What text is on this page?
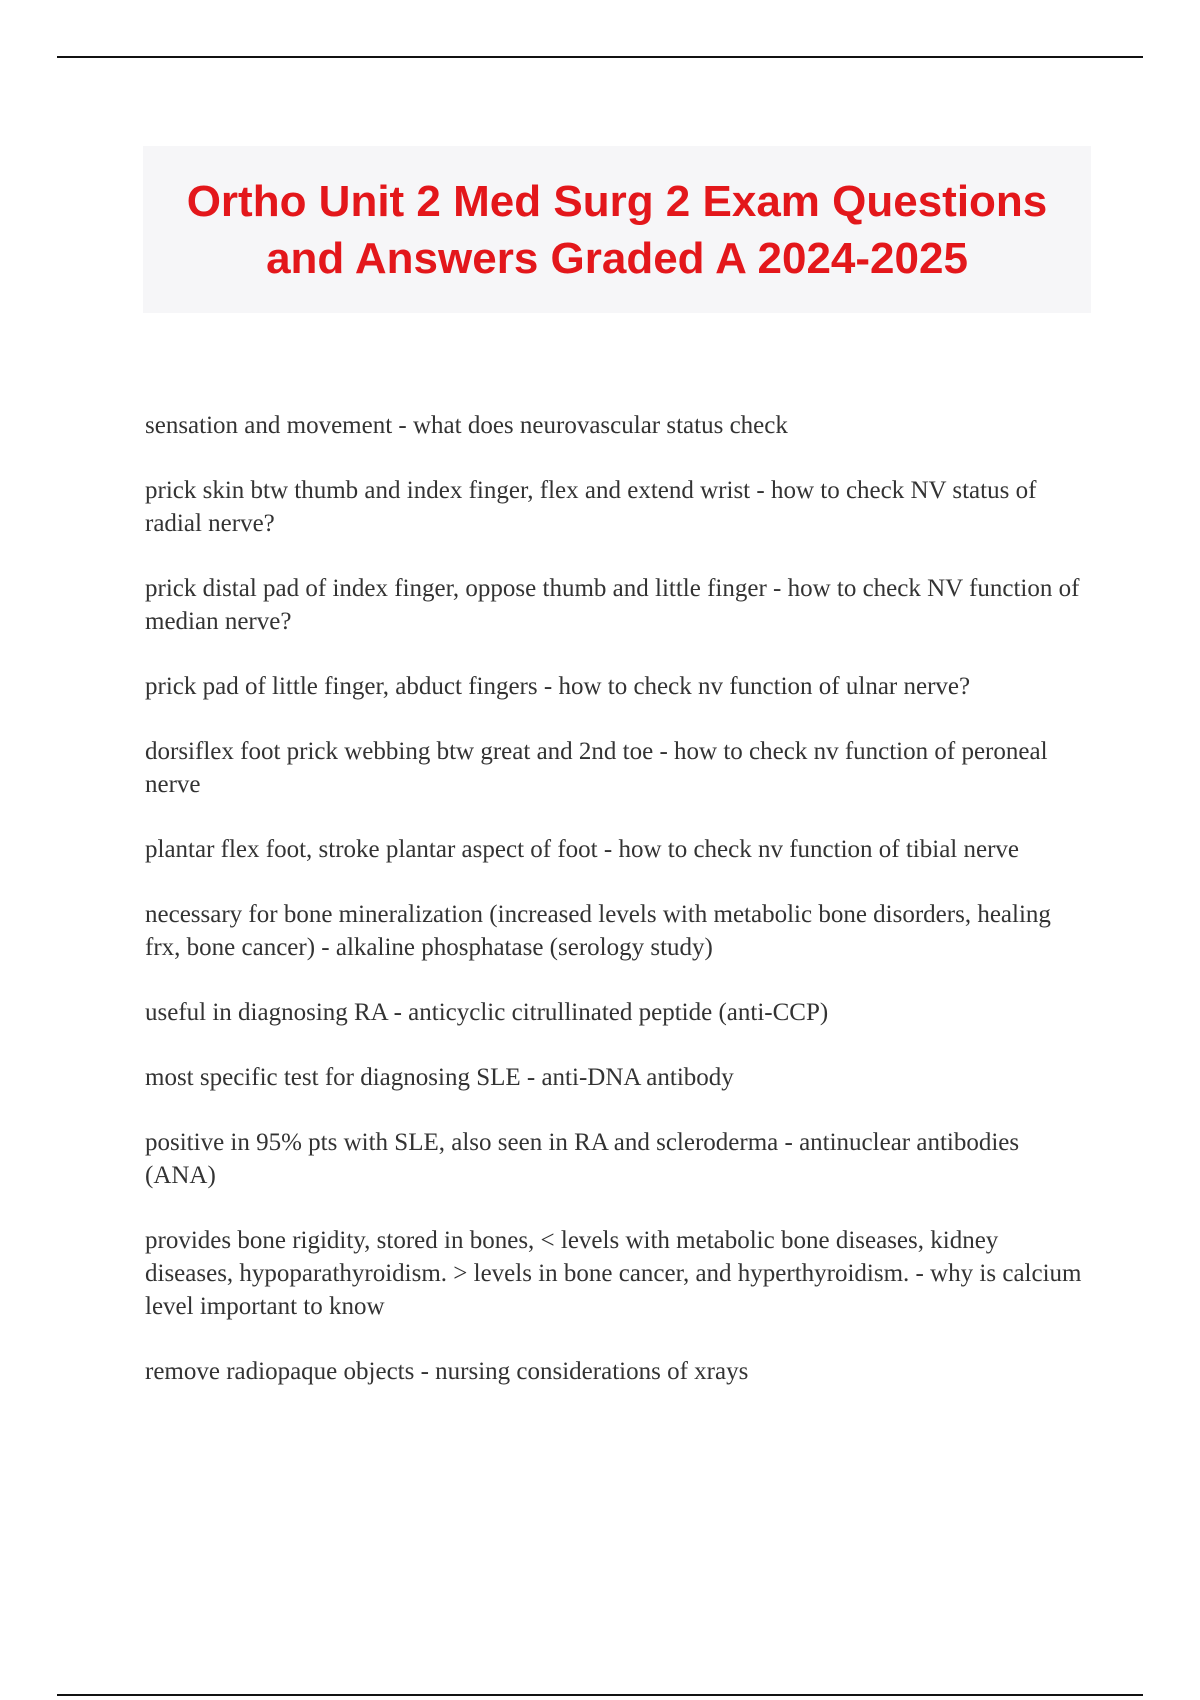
Ortho Unit 2 Med Surg 2 Exam Questions and Answers Graded A 2024-2025
sensation and movement - what does neurovascular status check
prick skin btw thumb and index finger, flex and extend wrist - how to check NV status of radial nerve?
prick distal pad of index finger, oppose thumb and little finger - how to check NV function of median nerve?
prick pad of little finger, abduct fingers - how to check nv function of ulnar nerve?
dorsiflex foot prick webbing btw great and 2nd toe - how to check nv function of peroneal nerve
plantar flex foot, stroke plantar aspect of foot - how to check nv function of tibial nerve
necessary for bone mineralization (increased levels with metabolic bone disorders, healing frx, bone cancer) - alkaline phosphatase (serology study)
useful in diagnosing RA - anticyclic citrullinated peptide (anti-CCP)
most specific test for diagnosing SLE - anti-DNA antibody
positive in 95% pts with SLE, also seen in RA and scleroderma - antinuclear antibodies (ANA)
provides bone rigidity, stored in bones, < levels with metabolic bone diseases, kidney diseases, hypoparathyroidism. > levels in bone cancer, and hyperthyroidism. - why is calcium level important to know
remove radiopaque objects - nursing considerations of xrays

---

Could you reproduce the entries verbatim, leaving out all pictures?

What text is on this page?
Ortho Unit 2 Med Surg 2 Exam Questions and Answers Graded A 2024-2025
sensation and movement - what does neurovascular status check
prick skin btw thumb and index finger, flex and extend wrist - how to check NV status of radial nerve?
prick distal pad of index finger, oppose thumb and little finger - how to check NV function of median nerve?
prick pad of little finger, abduct fingers - how to check nv function of ulnar nerve?
dorsiflex foot prick webbing btw great and 2nd toe - how to check nv function of peroneal nerve
plantar flex foot, stroke plantar aspect of foot - how to check nv function of tibial nerve
necessary for bone mineralization (increased levels with metabolic bone disorders, healing frx, bone cancer) - alkaline phosphatase (serology study)
useful in diagnosing RA - anticyclic citrullinated peptide (anti-CCP)
most specific test for diagnosing SLE - anti-DNA antibody
positive in 95% pts with SLE, also seen in RA and scleroderma - antinuclear antibodies (ANA)
provides bone rigidity, stored in bones, < levels with metabolic bone diseases, kidney diseases, hypoparathyroidism. > levels in bone cancer, and hyperthyroidism. - why is calcium level important to know
remove radiopaque objects - nursing considerations of xrays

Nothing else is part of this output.